WRITTEN EXERCISE
Pictures do not belong in your copy. Repeat all the other data exactly.

RECORD EXCERPTS
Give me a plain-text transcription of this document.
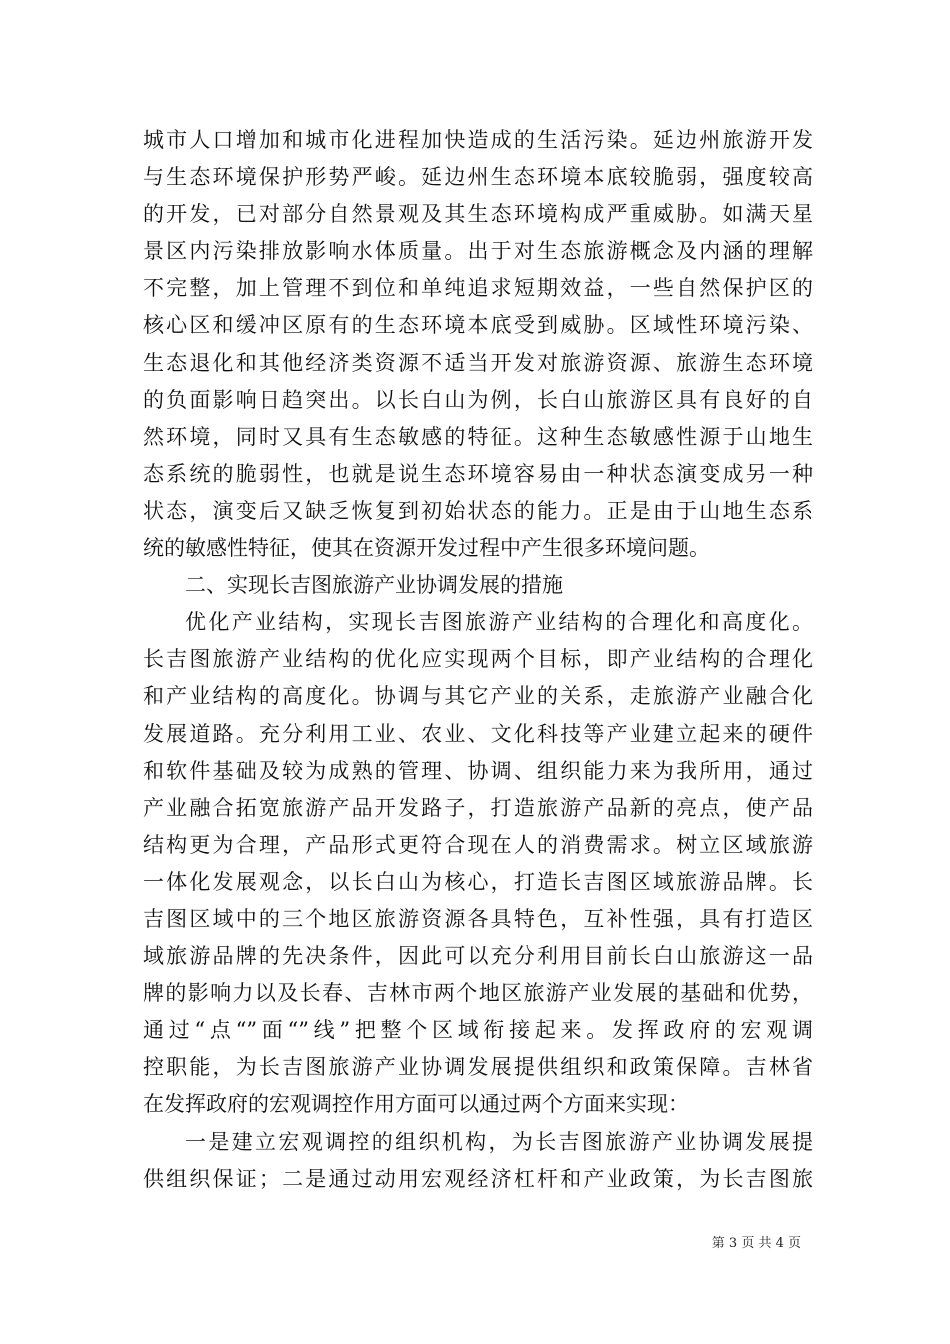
城市人口增加和城市化进程加快造成的生活污染。延边州旅游开发
与生态环境保护形势严峻。延边州生态环境本底较脆弱，强度较高
的开发，已对部分自然景观及其生态环境构成严重威胁。如满天星
景区内污染排放影响水体质量。出于对生态旅游概念及内涵的理解
不完整，加上管理不到位和单纯追求短期效益，一些自然保护区的
核心区和缓冲区原有的生态环境本底受到威胁。区域性环境污染、
生态退化和其他经济类资源不适当开发对旅游资源、旅游生态环境
的负面影响日趋突出。以长白山为例，长白山旅游区具有良好的自
然环境，同时又具有生态敏感的特征。这种生态敏感性源于山地生
态系统的脆弱性，也就是说生态环境容易由一种状态演变成另一种
状态，演变后又缺乏恢复到初始状态的能力。正是由于山地生态系
统的敏感性特征，使其在资源开发过程中产生很多环境问题。
二、实现长吉图旅游产业协调发展的措施
优化产业结构，实现长吉图旅游产业结构的合理化和高度化。
长吉图旅游产业结构的优化应实现两个目标，即产业结构的合理化
和产业结构的高度化。协调与其它产业的关系，走旅游产业融合化
发展道路。充分利用工业、农业、文化科技等产业建立起来的硬件
和软件基础及较为成熟的管理、协调、组织能力来为我所用，通过
产业融合拓宽旅游产品开发路子，打造旅游产品新的亮点，使产品
结构更为合理，产品形式更符合现在人的消费需求。树立区域旅游
一体化发展观念，以长白山为核心，打造长吉图区域旅游品牌。长
吉图区域中的三个地区旅游资源各具特色，互补性强，具有打造区
域旅游品牌的先决条件，因此可以充分利用目前长白山旅游这一品
牌的影响力以及长春、吉林市两个地区旅游产业发展的基础和优势，
通过“点“”面“”线”把整个区域衔接起来。发挥政府的宏观调
控职能，为长吉图旅游产业协调发展提供组织和政策保障。吉林省
在发挥政府的宏观调控作用方面可以通过两个方面来实现：
一是建立宏观调控的组织机构，为长吉图旅游产业协调发展提
供组织保证；二是通过动用宏观经济杠杆和产业政策，为长吉图旅
第 3 页 共 4 页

TASK OUTPUT
Give me a plain-text transcription of this document.
城市人口增加和城市化进程加快造成的生活污染。延边州旅游开发
与生态环境保护形势严峻。延边州生态环境本底较脆弱，强度较高
的开发，已对部分自然景观及其生态环境构成严重威胁。如满天星
景区内污染排放影响水体质量。出于对生态旅游概念及内涵的理解
不完整，加上管理不到位和单纯追求短期效益，一些自然保护区的
核心区和缓冲区原有的生态环境本底受到威胁。区域性环境污染、
生态退化和其他经济类资源不适当开发对旅游资源、旅游生态环境
的负面影响日趋突出。以长白山为例，长白山旅游区具有良好的自
然环境，同时又具有生态敏感的特征。这种生态敏感性源于山地生
态系统的脆弱性，也就是说生态环境容易由一种状态演变成另一种
状态，演变后又缺乏恢复到初始状态的能力。正是由于山地生态系
统的敏感性特征，使其在资源开发过程中产生很多环境问题。
二、实现长吉图旅游产业协调发展的措施
优化产业结构，实现长吉图旅游产业结构的合理化和高度化。
长吉图旅游产业结构的优化应实现两个目标，即产业结构的合理化
和产业结构的高度化。协调与其它产业的关系，走旅游产业融合化
发展道路。充分利用工业、农业、文化科技等产业建立起来的硬件
和软件基础及较为成熟的管理、协调、组织能力来为我所用，通过
产业融合拓宽旅游产品开发路子，打造旅游产品新的亮点，使产品
结构更为合理，产品形式更符合现在人的消费需求。树立区域旅游
一体化发展观念，以长白山为核心，打造长吉图区域旅游品牌。长
吉图区域中的三个地区旅游资源各具特色，互补性强，具有打造区
域旅游品牌的先决条件，因此可以充分利用目前长白山旅游这一品
牌的影响力以及长春、吉林市两个地区旅游产业发展的基础和优势，
通过“点“”面“”线”把整个区域衔接起来。发挥政府的宏观调
控职能，为长吉图旅游产业协调发展提供组织和政策保障。吉林省
在发挥政府的宏观调控作用方面可以通过两个方面来实现：
一是建立宏观调控的组织机构，为长吉图旅游产业协调发展提
供组织保证；二是通过动用宏观经济杠杆和产业政策，为长吉图旅
第 3 页 共 4 页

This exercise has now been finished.